# Data shown

┌────────

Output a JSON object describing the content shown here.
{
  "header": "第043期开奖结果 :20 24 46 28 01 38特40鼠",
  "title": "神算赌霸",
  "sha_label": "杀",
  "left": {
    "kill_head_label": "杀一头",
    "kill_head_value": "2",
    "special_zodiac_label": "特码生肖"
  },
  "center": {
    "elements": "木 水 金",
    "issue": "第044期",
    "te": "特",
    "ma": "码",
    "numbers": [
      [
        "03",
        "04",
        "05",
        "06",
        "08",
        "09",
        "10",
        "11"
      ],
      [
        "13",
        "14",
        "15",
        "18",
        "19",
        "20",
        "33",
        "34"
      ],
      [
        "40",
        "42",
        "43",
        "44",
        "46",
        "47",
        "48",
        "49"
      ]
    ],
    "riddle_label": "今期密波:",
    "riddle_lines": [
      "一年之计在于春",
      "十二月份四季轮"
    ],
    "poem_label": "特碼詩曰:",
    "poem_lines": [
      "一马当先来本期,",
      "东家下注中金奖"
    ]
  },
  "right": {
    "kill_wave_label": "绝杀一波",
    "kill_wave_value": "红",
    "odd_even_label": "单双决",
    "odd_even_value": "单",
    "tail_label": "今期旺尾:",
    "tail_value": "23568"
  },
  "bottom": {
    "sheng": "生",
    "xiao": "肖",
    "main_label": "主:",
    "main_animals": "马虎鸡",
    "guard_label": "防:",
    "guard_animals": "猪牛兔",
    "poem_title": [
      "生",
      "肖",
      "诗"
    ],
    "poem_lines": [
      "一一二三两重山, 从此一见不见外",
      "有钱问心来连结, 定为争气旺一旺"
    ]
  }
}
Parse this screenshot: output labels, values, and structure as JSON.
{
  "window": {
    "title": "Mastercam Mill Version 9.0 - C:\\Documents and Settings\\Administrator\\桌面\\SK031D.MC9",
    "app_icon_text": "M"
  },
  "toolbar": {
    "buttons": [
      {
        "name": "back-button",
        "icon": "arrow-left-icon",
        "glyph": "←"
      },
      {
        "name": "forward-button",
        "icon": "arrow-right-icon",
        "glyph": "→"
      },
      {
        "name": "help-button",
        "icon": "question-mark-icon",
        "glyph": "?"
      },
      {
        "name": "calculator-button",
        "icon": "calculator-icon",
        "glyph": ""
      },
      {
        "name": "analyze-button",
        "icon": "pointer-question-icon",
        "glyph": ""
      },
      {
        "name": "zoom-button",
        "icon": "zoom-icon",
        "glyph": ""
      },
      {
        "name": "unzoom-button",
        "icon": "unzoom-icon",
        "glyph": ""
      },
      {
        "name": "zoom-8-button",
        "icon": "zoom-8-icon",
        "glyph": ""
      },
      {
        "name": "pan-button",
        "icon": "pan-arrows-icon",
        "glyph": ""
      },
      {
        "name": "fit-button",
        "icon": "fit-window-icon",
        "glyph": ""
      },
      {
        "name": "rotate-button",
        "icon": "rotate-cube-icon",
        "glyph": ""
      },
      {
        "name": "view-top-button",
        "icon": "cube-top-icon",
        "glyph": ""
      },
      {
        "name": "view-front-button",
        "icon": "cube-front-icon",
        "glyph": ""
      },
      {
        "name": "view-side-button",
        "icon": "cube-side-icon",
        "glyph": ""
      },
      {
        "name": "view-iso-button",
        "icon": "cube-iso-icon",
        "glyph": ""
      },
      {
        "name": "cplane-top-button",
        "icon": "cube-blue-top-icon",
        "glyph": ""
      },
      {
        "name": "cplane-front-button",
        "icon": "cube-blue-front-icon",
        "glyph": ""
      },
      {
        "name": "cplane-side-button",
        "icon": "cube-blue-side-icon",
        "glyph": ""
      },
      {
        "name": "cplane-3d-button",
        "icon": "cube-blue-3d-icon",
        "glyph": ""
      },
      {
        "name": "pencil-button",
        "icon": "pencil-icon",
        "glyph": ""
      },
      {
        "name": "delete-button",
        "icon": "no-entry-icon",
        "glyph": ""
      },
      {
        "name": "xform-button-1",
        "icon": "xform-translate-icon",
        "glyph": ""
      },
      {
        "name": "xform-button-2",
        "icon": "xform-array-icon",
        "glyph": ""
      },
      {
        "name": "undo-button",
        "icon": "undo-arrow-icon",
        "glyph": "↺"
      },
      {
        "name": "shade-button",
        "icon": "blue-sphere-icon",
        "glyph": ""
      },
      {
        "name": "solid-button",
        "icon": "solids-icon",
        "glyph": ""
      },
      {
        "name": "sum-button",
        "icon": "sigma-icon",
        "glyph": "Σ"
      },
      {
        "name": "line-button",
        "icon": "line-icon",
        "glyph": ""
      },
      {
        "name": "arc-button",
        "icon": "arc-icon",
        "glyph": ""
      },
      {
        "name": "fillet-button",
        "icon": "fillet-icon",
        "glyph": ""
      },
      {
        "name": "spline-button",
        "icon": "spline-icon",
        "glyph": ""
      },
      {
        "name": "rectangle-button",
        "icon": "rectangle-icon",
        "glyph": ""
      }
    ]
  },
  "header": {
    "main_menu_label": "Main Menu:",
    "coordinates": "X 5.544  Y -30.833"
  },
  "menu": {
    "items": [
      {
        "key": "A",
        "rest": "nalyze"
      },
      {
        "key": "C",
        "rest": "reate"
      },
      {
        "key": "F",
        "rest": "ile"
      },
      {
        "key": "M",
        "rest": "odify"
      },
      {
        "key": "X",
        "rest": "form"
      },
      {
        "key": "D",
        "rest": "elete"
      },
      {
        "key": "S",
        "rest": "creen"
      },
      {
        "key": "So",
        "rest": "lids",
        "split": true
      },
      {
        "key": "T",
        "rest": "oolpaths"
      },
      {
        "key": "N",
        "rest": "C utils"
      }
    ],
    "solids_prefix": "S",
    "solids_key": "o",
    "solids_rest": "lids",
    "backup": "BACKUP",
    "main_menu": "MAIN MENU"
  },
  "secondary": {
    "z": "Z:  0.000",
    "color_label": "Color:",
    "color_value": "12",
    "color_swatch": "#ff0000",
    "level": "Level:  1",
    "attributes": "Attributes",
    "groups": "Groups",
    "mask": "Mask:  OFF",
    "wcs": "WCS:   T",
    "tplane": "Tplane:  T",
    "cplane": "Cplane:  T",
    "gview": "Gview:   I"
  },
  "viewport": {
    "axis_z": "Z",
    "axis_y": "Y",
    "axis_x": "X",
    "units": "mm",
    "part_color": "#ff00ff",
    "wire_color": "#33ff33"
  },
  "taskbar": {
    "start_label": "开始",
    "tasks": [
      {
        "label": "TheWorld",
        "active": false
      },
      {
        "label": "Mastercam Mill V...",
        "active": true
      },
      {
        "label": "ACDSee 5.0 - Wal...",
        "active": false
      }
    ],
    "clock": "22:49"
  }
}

└────────

# Task goal
Go through the records above and retype each one exactly.

# Solution for this exercise
Output a JSON object describing the content shown here.
{
  "header": "第043期开奖结果 :20 24 46 28 01 38特40鼠",
  "title": "神算赌霸",
  "sha_label": "杀",
  "left": {
    "kill_head_label": "杀一头",
    "kill_head_value": "2",
    "special_zodiac_label": "特码生肖"
  },
  "center": {
    "elements": "木 水 金",
    "issue": "第044期",
    "te": "特",
    "ma": "码",
    "numbers": [
      [
        "03",
        "04",
        "05",
        "06",
        "08",
        "09",
        "10",
        "11"
      ],
      [
        "13",
        "14",
        "15",
        "18",
        "19",
        "20",
        "33",
        "34"
      ],
      [
        "40",
        "42",
        "43",
        "44",
        "46",
        "47",
        "48",
        "49"
      ]
    ],
    "riddle_label": "今期密波:",
    "riddle_lines": [
      "一年之计在于春",
      "十二月份四季轮"
    ],
    "poem_label": "特碼詩曰:",
    "poem_lines": [
      "一马当先来本期,",
      "东家下注中金奖"
    ]
  },
  "right": {
    "kill_wave_label": "绝杀一波",
    "kill_wave_value": "红",
    "odd_even_label": "单双决",
    "odd_even_value": "单",
    "tail_label": "今期旺尾:",
    "tail_value": "23568"
  },
  "bottom": {
    "sheng": "生",
    "xiao": "肖",
    "main_label": "主:",
    "main_animals": "马虎鸡",
    "guard_label": "防:",
    "guard_animals": "猪牛兔",
    "poem_title": [
      "生",
      "肖",
      "诗"
    ],
    "poem_lines": [
      "一一二三两重山, 从此一见不见外",
      "有钱问心来连结, 定为争气旺一旺"
    ]
  }
}
Parse this screenshot: output labels, values, and structure as JSON.
{
  "window": {
    "title": "Mastercam Mill Version 9.0 - C:\\Documents and Settings\\Administrator\\桌面\\SK031D.MC9",
    "app_icon_text": "M"
  },
  "toolbar": {
    "buttons": [
      {
        "name": "back-button",
        "icon": "arrow-left-icon",
        "glyph": "←"
      },
      {
        "name": "forward-button",
        "icon": "arrow-right-icon",
        "glyph": "→"
      },
      {
        "name": "help-button",
        "icon": "question-mark-icon",
        "glyph": "?"
      },
      {
        "name": "calculator-button",
        "icon": "calculator-icon",
        "glyph": ""
      },
      {
        "name": "analyze-button",
        "icon": "pointer-question-icon",
        "glyph": ""
      },
      {
        "name": "zoom-button",
        "icon": "zoom-icon",
        "glyph": ""
      },
      {
        "name": "unzoom-button",
        "icon": "unzoom-icon",
        "glyph": ""
      },
      {
        "name": "zoom-8-button",
        "icon": "zoom-8-icon",
        "glyph": ""
      },
      {
        "name": "pan-button",
        "icon": "pan-arrows-icon",
        "glyph": ""
      },
      {
        "name": "fit-button",
        "icon": "fit-window-icon",
        "glyph": ""
      },
      {
        "name": "rotate-button",
        "icon": "rotate-cube-icon",
        "glyph": ""
      },
      {
        "name": "view-top-button",
        "icon": "cube-top-icon",
        "glyph": ""
      },
      {
        "name": "view-front-button",
        "icon": "cube-front-icon",
        "glyph": ""
      },
      {
        "name": "view-side-button",
        "icon": "cube-side-icon",
        "glyph": ""
      },
      {
        "name": "view-iso-button",
        "icon": "cube-iso-icon",
        "glyph": ""
      },
      {
        "name": "cplane-top-button",
        "icon": "cube-blue-top-icon",
        "glyph": ""
      },
      {
        "name": "cplane-front-button",
        "icon": "cube-blue-front-icon",
        "glyph": ""
      },
      {
        "name": "cplane-side-button",
        "icon": "cube-blue-side-icon",
        "glyph": ""
      },
      {
        "name": "cplane-3d-button",
        "icon": "cube-blue-3d-icon",
        "glyph": ""
      },
      {
        "name": "pencil-button",
        "icon": "pencil-icon",
        "glyph": ""
      },
      {
        "name": "delete-button",
        "icon": "no-entry-icon",
        "glyph": ""
      },
      {
        "name": "xform-button-1",
        "icon": "xform-translate-icon",
        "glyph": ""
      },
      {
        "name": "xform-button-2",
        "icon": "xform-array-icon",
        "glyph": ""
      },
      {
        "name": "undo-button",
        "icon": "undo-arrow-icon",
        "glyph": "↺"
      },
      {
        "name": "shade-button",
        "icon": "blue-sphere-icon",
        "glyph": ""
      },
      {
        "name": "solid-button",
        "icon": "solids-icon",
        "glyph": ""
      },
      {
        "name": "sum-button",
        "icon": "sigma-icon",
        "glyph": "Σ"
      },
      {
        "name": "line-button",
        "icon": "line-icon",
        "glyph": ""
      },
      {
        "name": "arc-button",
        "icon": "arc-icon",
        "glyph": ""
      },
      {
        "name": "fillet-button",
        "icon": "fillet-icon",
        "glyph": ""
      },
      {
        "name": "spline-button",
        "icon": "spline-icon",
        "glyph": ""
      },
      {
        "name": "rectangle-button",
        "icon": "rectangle-icon",
        "glyph": ""
      }
    ]
  },
  "header": {
    "main_menu_label": "Main Menu:",
    "coordinates": "X 5.544  Y -30.833"
  },
  "menu": {
    "items": [
      {
        "key": "A",
        "rest": "nalyze"
      },
      {
        "key": "C",
        "rest": "reate"
      },
      {
        "key": "F",
        "rest": "ile"
      },
      {
        "key": "M",
        "rest": "odify"
      },
      {
        "key": "X",
        "rest": "form"
      },
      {
        "key": "D",
        "rest": "elete"
      },
      {
        "key": "S",
        "rest": "creen"
      },
      {
        "key": "So",
        "rest": "lids",
        "split": true
      },
      {
        "key": "T",
        "rest": "oolpaths"
      },
      {
        "key": "N",
        "rest": "C utils"
      }
    ],
    "solids_prefix": "S",
    "solids_key": "o",
    "solids_rest": "lids",
    "backup": "BACKUP",
    "main_menu": "MAIN MENU"
  },
  "secondary": {
    "z": "Z:  0.000",
    "color_label": "Color:",
    "color_value": "12",
    "color_swatch": "#ff0000",
    "level": "Level:  1",
    "attributes": "Attributes",
    "groups": "Groups",
    "mask": "Mask:  OFF",
    "wcs": "WCS:   T",
    "tplane": "Tplane:  T",
    "cplane": "Cplane:  T",
    "gview": "Gview:   I"
  },
  "viewport": {
    "axis_z": "Z",
    "axis_y": "Y",
    "axis_x": "X",
    "units": "mm",
    "part_color": "#ff00ff",
    "wire_color": "#33ff33"
  },
  "taskbar": {
    "start_label": "开始",
    "tasks": [
      {
        "label": "TheWorld",
        "active": false
      },
      {
        "label": "Mastercam Mill V...",
        "active": true
      },
      {
        "label": "ACDSee 5.0 - Wal...",
        "active": false
      }
    ],
    "clock": "22:49"
  }
}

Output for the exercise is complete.